> TASK STATEMENT: In the records, find each line where "upper" occurs, and copy it.
%%
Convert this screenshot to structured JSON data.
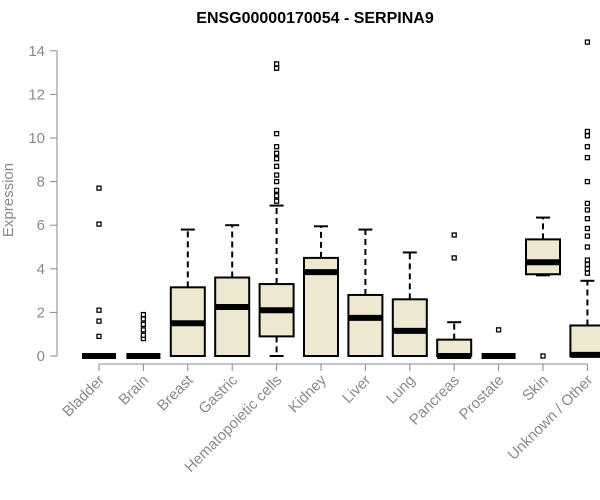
{
  "chart_data": {
    "type": "boxplot",
    "title": "ENSG00000170054 - SERPINA9",
    "xlabel": "",
    "ylabel": "Expression",
    "ylim": [
      0,
      14.5
    ],
    "yticks": [
      0,
      2,
      4,
      6,
      8,
      10,
      12,
      14
    ],
    "box_color": "#efe8d0",
    "categories": [
      "Bladder",
      "Brain",
      "Breast",
      "Gastric",
      "Hematopoietic cells",
      "Kidney",
      "Liver",
      "Lung",
      "Pancreas",
      "Prostate",
      "Skin",
      "Unknown / Other"
    ],
    "boxes": [
      {
        "q1": 0,
        "median": 0,
        "q3": 0,
        "lower": 0,
        "upper": 0,
        "outliers": [
          0.9,
          1.6,
          2.1,
          6.05,
          7.7
        ]
      },
      {
        "q1": 0,
        "median": 0,
        "q3": 0,
        "lower": 0,
        "upper": 0,
        "outliers": [
          0.8,
          0.95,
          1.2,
          1.45,
          1.7,
          1.9
        ]
      },
      {
        "q1": 0,
        "median": 1.5,
        "q3": 3.15,
        "lower": 0,
        "upper": 5.8,
        "outliers": []
      },
      {
        "q1": 0,
        "median": 2.25,
        "q3": 3.6,
        "lower": 0,
        "upper": 6.0,
        "outliers": []
      },
      {
        "q1": 0.9,
        "median": 2.1,
        "q3": 3.3,
        "lower": 0,
        "upper": 6.9,
        "outliers": [
          7.1,
          7.35,
          7.6,
          8.0,
          8.3,
          8.7,
          9.05,
          9.3,
          9.6,
          10.2,
          13.2,
          13.4
        ]
      },
      {
        "q1": 0,
        "median": 3.85,
        "q3": 4.5,
        "lower": 0,
        "upper": 5.95,
        "outliers": []
      },
      {
        "q1": 0,
        "median": 1.75,
        "q3": 2.8,
        "lower": 0,
        "upper": 5.8,
        "outliers": []
      },
      {
        "q1": 0,
        "median": 1.15,
        "q3": 2.6,
        "lower": 0,
        "upper": 4.75,
        "outliers": []
      },
      {
        "q1": 0,
        "median": 0,
        "q3": 0.75,
        "lower": 0,
        "upper": 1.55,
        "outliers": [
          4.5,
          5.55
        ]
      },
      {
        "q1": 0,
        "median": 0,
        "q3": 0,
        "lower": 0,
        "upper": 0,
        "outliers": [
          1.2
        ]
      },
      {
        "q1": 3.75,
        "median": 4.3,
        "q3": 5.35,
        "lower": 3.7,
        "upper": 6.35,
        "outliers": [
          0
        ]
      },
      {
        "q1": 0,
        "median": 0.05,
        "q3": 1.4,
        "lower": 0,
        "upper": 3.45,
        "outliers": [
          3.8,
          4.0,
          4.2,
          4.4,
          5.0,
          5.5,
          5.85,
          6.3,
          6.7,
          7.0,
          8.0,
          9.1,
          9.6,
          10.1,
          10.3,
          14.4
        ]
      }
    ]
  }
}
%%
> TASK SOLUTION:
        "upper": 0,
        "upper": 0,
        "upper": 5.8,
        "upper": 6.0,
        "upper": 6.9,
        "upper": 5.95,
        "upper": 5.8,
        "upper": 4.75,
        "upper": 1.55,
        "upper": 0,
        "upper": 6.35,
        "upper": 3.45,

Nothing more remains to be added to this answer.